## [Items from a dataset]
· · · ·
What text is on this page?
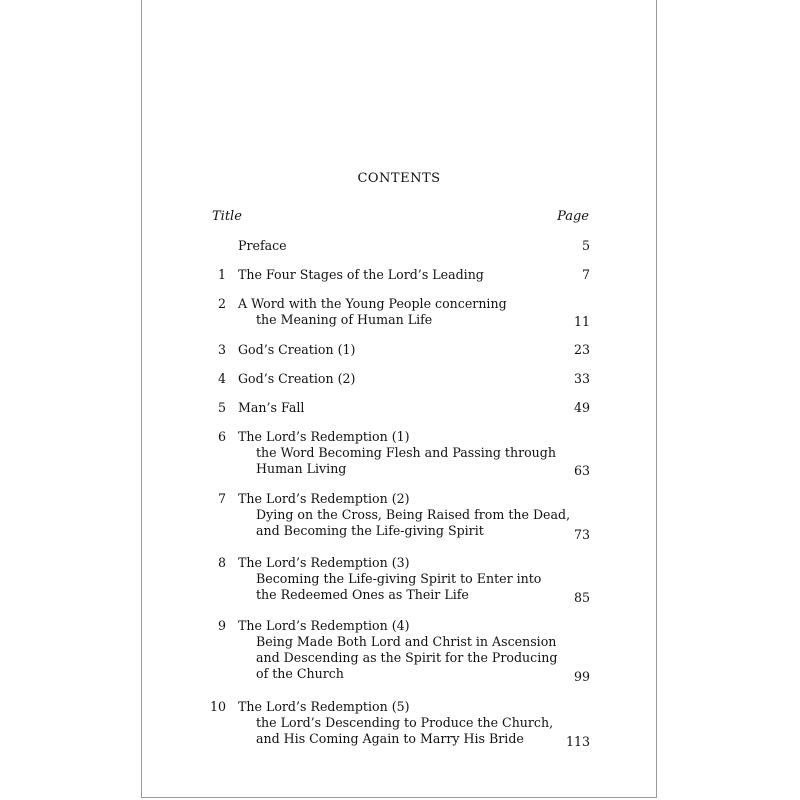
CONTENTS
Title	Page
Preface	5
1 The Four Stages of the Lord’s Leading	7
2 A Word with the Young People concerning
the Meaning of Human Life	11
3 God’s Creation (1)	23
4 God’s Creation (2)	33
5 Man’s Fall	49
6 The Lord’s Redemption (1)
the Word Becoming Flesh and Passing through
Human Living	63
7 The Lord’s Redemption (2)
Dying on the Cross, Being Raised from the Dead,
and Becoming the Life-giving Spirit	73
8 The Lord’s Redemption (3)
Becoming the Life-giving Spirit to Enter into
the Redeemed Ones as Their Life	85
9 The Lord’s Redemption (4)
Being Made Both Lord and Christ in Ascension
and Descending as the Spirit for the Producing
of the Church	99
10 The Lord’s Redemption (5)
the Lord’s Descending to Produce the Church,
and His Coming Again to Marry His Bride	113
· · · ·
## [PROBLEM DESCRIPTION]
Give only the number of lines above that hold the string "Church".

## [FINAL ANSWER]
2